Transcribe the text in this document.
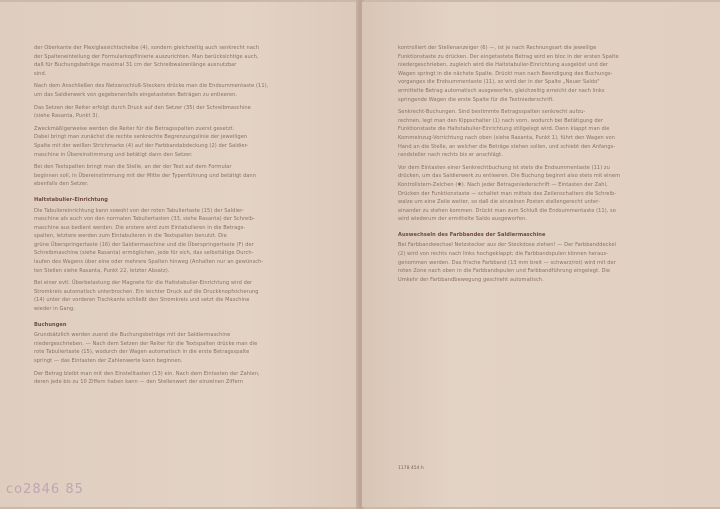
der Oberkante der Plexiglassichtscheibe (4), sondern gleichzeitig auch senkrecht nach
der Spalteneinteilung der Formularkopflinierie auszurichten. Man berücksichtige auch,
daß für Buchungsbeträge maximal 31 cm der Schreibwalzenlänge ausnutzbar
sind.
Nach dem Anschließen des Netzanschluß-Steckers drücke man die Endsummentaste (11),
um das Saldierwerk von gegebenenfalls eingetasteten Beträgen zu entleeren.
Das Setzen der Reiter erfolgt durch Druck auf den Setzer (35) der Schreibmaschine
(siehe Rasanta, Punkt 3).
Zweckmäßigerweise werden die Reiter für die Betragsspalten zuerst gesetzt.
Dabei bringt man zunächst die rechte senkrechte Begrenzungslinie der jeweiligen
Spalte mit der weißen Strichmarke (4) auf der Farbbandabdeckung (2) der Saldier-
maschine in Übereinstimmung und betätigt dann den Setzer.
Bei den Textspalten bringt man die Stelle, an der der Text auf dem Formular
beginnen soll, in Übereinstimmung mit der Mitte der Typenführung und betätigt dann
ebenfalls den Setzer.
Haltstabulier-Einrichtung
Die Tabuliereinrichtung kann sowohl von der roten Tabuliertaste (15) der Saldier-
maschine als auch von den normalen Tabuliertasten (33, siehe Rasanta) der Schreib-
maschine aus bedient werden. Die erstere wird zum Eintabulieren in die Betrags-
spalten, letztere werden zum Eintabulieren in die Textspalten benutzt. Die
grüne Überspringertaste (16) der Saldiermaschine und die Überspringertaste (F) der
Schreibmaschine (siehe Rasanta) ermöglichen, jede für sich, das selbsttätige Durch-
laufen des Wagens über eine oder mehrere Spalten hinweg (Anhalten nur an gewünsch-
ten Stellen siehe Rasanta, Punkt 22, letzter Absatz).
Bei einer evtl. Überbelastung der Magnete für die Haltstabulier-Einrichtung wird der
Stromkreis automatisch unterbrochen. Ein leichter Druck auf die Druckknopfsicherung
(14) unter der vorderen Tischkante schließt den Stromkreis und setzt die Maschine
wieder in Gang.
Buchungen
Grundsätzlich werden zuerst die Buchungsbeträge mit der Saldiermaschine
niedergeschrieben. — Nach dem Setzen der Reiter für die Textspalten drücke man die
rote Tabuliertaste (15), wodurch der Wagen automatisch in die erste Betragsspalte
springt — das Eintasten der Zahlenwerte kann beginnen.
Der Betrag bleibt man mit den Einstelltasten (13) ein. Nach dem Eintasten der Zahlen,
deren jede bis zu 10 Ziffern haben kann — den Stellenwert der einzelnen Ziffern
kontrolliert der Stellenanzeiger (6) —, ist je nach Rechnungsart die jeweilige
Funktionstaste zu drücken. Der eingetastete Betrag wird en bloc in der ersten Spalte
niedergeschrieben, zugleich wird die Haltstabulier-Einrichtung ausgelöst und der
Wagen springt in die nächste Spalte. Drückt man nach Beendigung des Buchungs-
vorganges die Endsummentaste (11), so wird der in der Spalte „Neuer Saldo"
ermittelte Betrag automatisch ausgeworfen, gleichzeitig erreicht der nach links
springende Wagen die erste Spalte für die Textniederschrift.
Senkrecht-Buchungen. Sind bestimmte Betragsspalten senkrecht aufzu-
rechnen, legt man den Kippschalter (1) nach vorn, wodurch bei Betätigung der
Funktionstaste die Haltstabulier-Einrichtung stillgelegt wird. Dann klappt man die
Kommeinzug-Vorrichtung nach oben (siehe Rasanta, Punkt 1), führt den Wagen von
Hand an die Stelle, an welcher die Beträge stehen sollen, und schiebt den Anfangs-
randsteller nach rechts bis er anschlägt.
Vor dem Eintasten einer Senkrechtbuchung ist stets die Endsummentaste (11) zu
drücken, um das Saldierwerk zu entleeren. Die Buchung beginnt also stets mit einem
Kontrollstern-Zeichen (✱). Nach jeder Betragsniederschrift — Eintasten der Zahl,
Drücken der Funktionstaste — schaltet man mittels des Zeilenschalters die Schreib-
walze um eine Zeile weiter, so daß die einzelnen Posten stellengerecht unter-
einander zu stehen kommen. Drückt man zum Schluß die Endsummentaste (11), so
wird wiederum der ermittelte Saldo ausgeworfen.
Auswechseln des Farbbandes der Saldiermaschine
Bei Farbbandwechsel Netzstecker aus der Steckdose ziehen! — Der Farbbanddeckel
(2) wird von rechts nach links hochgeklappt; die Farbbandspulen können heraus-
genommen werden. Das frische Farbband (13 mm breit — schwarz/rot) wird mit der
roten Zone nach oben in die Farbbandspulen und Farbbandführung eingelegt. Die
Umkehr der Farbbandbewegung geschieht automatisch.
1178 454 h
co2846 85
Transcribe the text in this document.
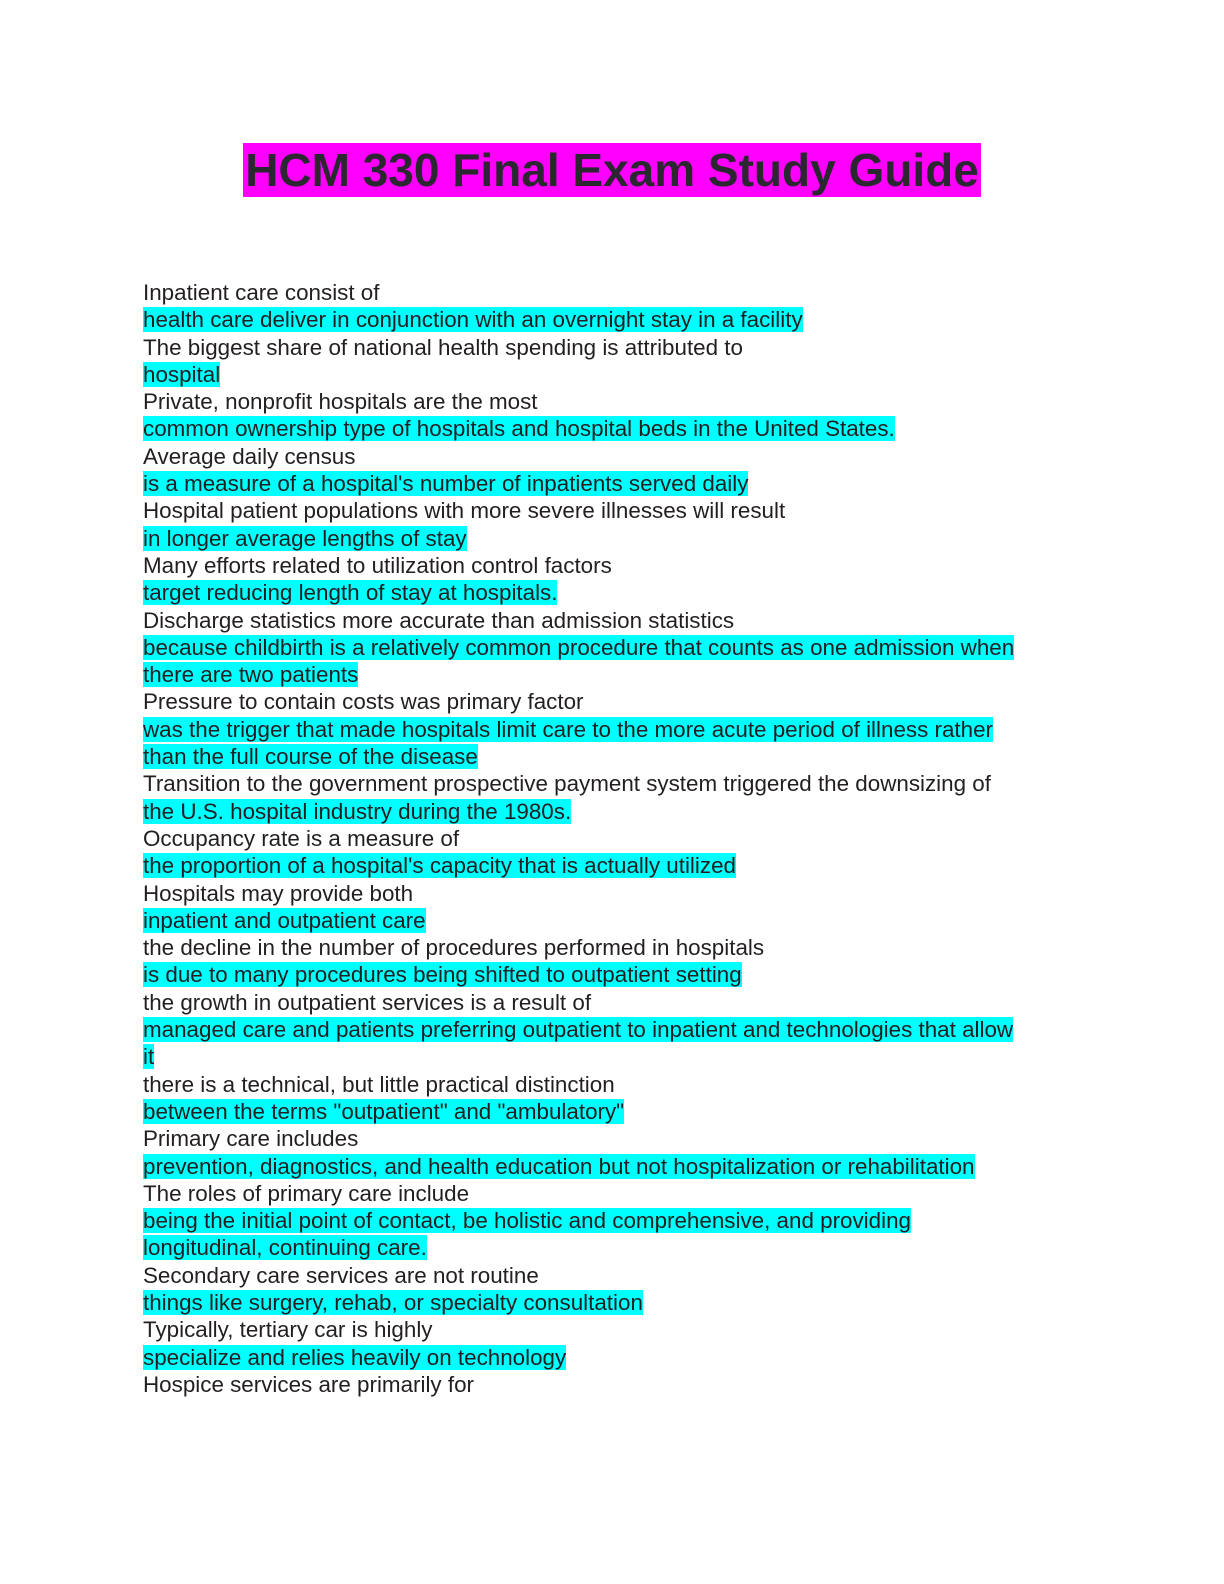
HCM 330 Final Exam Study Guide
Inpatient care consist of
health care deliver in conjunction with an overnight stay in a facility
The biggest share of national health spending is attributed to
hospital
Private, nonprofit hospitals are the most
common ownership type of hospitals and hospital beds in the United States.
Average daily census
is a measure of a hospital's number of inpatients served daily
Hospital patient populations with more severe illnesses will result
in longer average lengths of stay
Many efforts related to utilization control factors
target reducing length of stay at hospitals.
Discharge statistics more accurate than admission statistics
because childbirth is a relatively common procedure that counts as one admission when
there are two patients
Pressure to contain costs was primary factor
was the trigger that made hospitals limit care to the more acute period of illness rather
than the full course of the disease
Transition to the government prospective payment system triggered the downsizing of
the U.S. hospital industry during the 1980s.
Occupancy rate is a measure of
the proportion of a hospital's capacity that is actually utilized
Hospitals may provide both
inpatient and outpatient care
the decline in the number of procedures performed in hospitals
is due to many procedures being shifted to outpatient setting
the growth in outpatient services is a result of
managed care and patients preferring outpatient to inpatient and technologies that allow
it
there is a technical, but little practical distinction
between the terms "outpatient" and "ambulatory"
Primary care includes
prevention, diagnostics, and health education but not hospitalization or rehabilitation
The roles of primary care include
being the initial point of contact, be holistic and comprehensive, and providing
longitudinal, continuing care.
Secondary care services are not routine
things like surgery, rehab, or specialty consultation
Typically, tertiary car is highly
specialize and relies heavily on technology
Hospice services are primarily for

Directions: Leave every picture out. Retype the remaining data exactly.

Solution:
Transcribe the text in this document.
der Oberkante der Plexiglassichtscheibe (4), sondern gleichzeitig auch senkrecht nach
der Spalteneinteilung der Formularkopflinierie auszurichten. Man berücksichtige auch,
daß für Buchungsbeträge maximal 31 cm der Schreibwalzenlänge ausnutzbar
sind.
Nach dem Anschließen des Netzanschluß-Steckers drücke man die Endsummentaste (11),
um das Saldierwerk von gegebenenfalls eingetasteten Beträgen zu entleeren.
Das Setzen der Reiter erfolgt durch Druck auf den Setzer (35) der Schreibmaschine
(siehe Rasanta, Punkt 3).
Zweckmäßigerweise werden die Reiter für die Betragsspalten zuerst gesetzt.
Dabei bringt man zunächst die rechte senkrechte Begrenzungslinie der jeweiligen
Spalte mit der weißen Strichmarke (4) auf der Farbbandabdeckung (2) der Saldier-
maschine in Übereinstimmung und betätigt dann den Setzer.
Bei den Textspalten bringt man die Stelle, an der der Text auf dem Formular
beginnen soll, in Übereinstimmung mit der Mitte der Typenführung und betätigt dann
ebenfalls den Setzer.
Haltstabulier-Einrichtung
Die Tabuliereinrichtung kann sowohl von der roten Tabuliertaste (15) der Saldier-
maschine als auch von den normalen Tabuliertasten (33, siehe Rasanta) der Schreib-
maschine aus bedient werden. Die erstere wird zum Eintabulieren in die Betrags-
spalten, letztere werden zum Eintabulieren in die Textspalten benutzt. Die
grüne Überspringertaste (16) der Saldiermaschine und die Überspringertaste (F) der
Schreibmaschine (siehe Rasanta) ermöglichen, jede für sich, das selbsttätige Durch-
laufen des Wagens über eine oder mehrere Spalten hinweg (Anhalten nur an gewünsch-
ten Stellen siehe Rasanta, Punkt 22, letzter Absatz).
Bei einer evtl. Überbelastung der Magnete für die Haltstabulier-Einrichtung wird der
Stromkreis automatisch unterbrochen. Ein leichter Druck auf die Druckknopfsicherung
(14) unter der vorderen Tischkante schließt den Stromkreis und setzt die Maschine
wieder in Gang.
Buchungen
Grundsätzlich werden zuerst die Buchungsbeträge mit der Saldiermaschine
niedergeschrieben. — Nach dem Setzen der Reiter für die Textspalten drücke man die
rote Tabuliertaste (15), wodurch der Wagen automatisch in die erste Betragsspalte
springt — das Eintasten der Zahlenwerte kann beginnen.
Der Betrag bleibt man mit den Einstelltasten (13) ein. Nach dem Eintasten der Zahlen,
deren jede bis zu 10 Ziffern haben kann — den Stellenwert der einzelnen Ziffern
kontrolliert der Stellenanzeiger (6) —, ist je nach Rechnungsart die jeweilige
Funktionstaste zu drücken. Der eingetastete Betrag wird en bloc in der ersten Spalte
niedergeschrieben, zugleich wird die Haltstabulier-Einrichtung ausgelöst und der
Wagen springt in die nächste Spalte. Drückt man nach Beendigung des Buchungs-
vorganges die Endsummentaste (11), so wird der in der Spalte „Neuer Saldo"
ermittelte Betrag automatisch ausgeworfen, gleichzeitig erreicht der nach links
springende Wagen die erste Spalte für die Textniederschrift.
Senkrecht-Buchungen. Sind bestimmte Betragsspalten senkrecht aufzu-
rechnen, legt man den Kippschalter (1) nach vorn, wodurch bei Betätigung der
Funktionstaste die Haltstabulier-Einrichtung stillgelegt wird. Dann klappt man die
Kommeinzug-Vorrichtung nach oben (siehe Rasanta, Punkt 1), führt den Wagen von
Hand an die Stelle, an welcher die Beträge stehen sollen, und schiebt den Anfangs-
randsteller nach rechts bis er anschlägt.
Vor dem Eintasten einer Senkrechtbuchung ist stets die Endsummentaste (11) zu
drücken, um das Saldierwerk zu entleeren. Die Buchung beginnt also stets mit einem
Kontrollstern-Zeichen (✱). Nach jeder Betragsniederschrift — Eintasten der Zahl,
Drücken der Funktionstaste — schaltet man mittels des Zeilenschalters die Schreib-
walze um eine Zeile weiter, so daß die einzelnen Posten stellengerecht unter-
einander zu stehen kommen. Drückt man zum Schluß die Endsummentaste (11), so
wird wiederum der ermittelte Saldo ausgeworfen.
Auswechseln des Farbbandes der Saldiermaschine
Bei Farbbandwechsel Netzstecker aus der Steckdose ziehen! — Der Farbbanddeckel
(2) wird von rechts nach links hochgeklappt; die Farbbandspulen können heraus-
genommen werden. Das frische Farbband (13 mm breit — schwarz/rot) wird mit der
roten Zone nach oben in die Farbbandspulen und Farbbandführung eingelegt. Die
Umkehr der Farbbandbewegung geschieht automatisch.
1178 454 h
co2846 85
Transcribe the text in this document.
HCM 330 Final Exam Study Guide
Inpatient care consist of
health care deliver in conjunction with an overnight stay in a facility
The biggest share of national health spending is attributed to
hospital
Private, nonprofit hospitals are the most
common ownership type of hospitals and hospital beds in the United States.
Average daily census
is a measure of a hospital's number of inpatients served daily
Hospital patient populations with more severe illnesses will result
in longer average lengths of stay
Many efforts related to utilization control factors
target reducing length of stay at hospitals.
Discharge statistics more accurate than admission statistics
because childbirth is a relatively common procedure that counts as one admission when
there are two patients
Pressure to contain costs was primary factor
was the trigger that made hospitals limit care to the more acute period of illness rather
than the full course of the disease
Transition to the government prospective payment system triggered the downsizing of
the U.S. hospital industry during the 1980s.
Occupancy rate is a measure of
the proportion of a hospital's capacity that is actually utilized
Hospitals may provide both
inpatient and outpatient care
the decline in the number of procedures performed in hospitals
is due to many procedures being shifted to outpatient setting
the growth in outpatient services is a result of
managed care and patients preferring outpatient to inpatient and technologies that allow
it
there is a technical, but little practical distinction
between the terms "outpatient" and "ambulatory"
Primary care includes
prevention, diagnostics, and health education but not hospitalization or rehabilitation
The roles of primary care include
being the initial point of contact, be holistic and comprehensive, and providing
longitudinal, continuing care.
Secondary care services are not routine
things like surgery, rehab, or specialty consultation
Typically, tertiary car is highly
specialize and relies heavily on technology
Hospice services are primarily for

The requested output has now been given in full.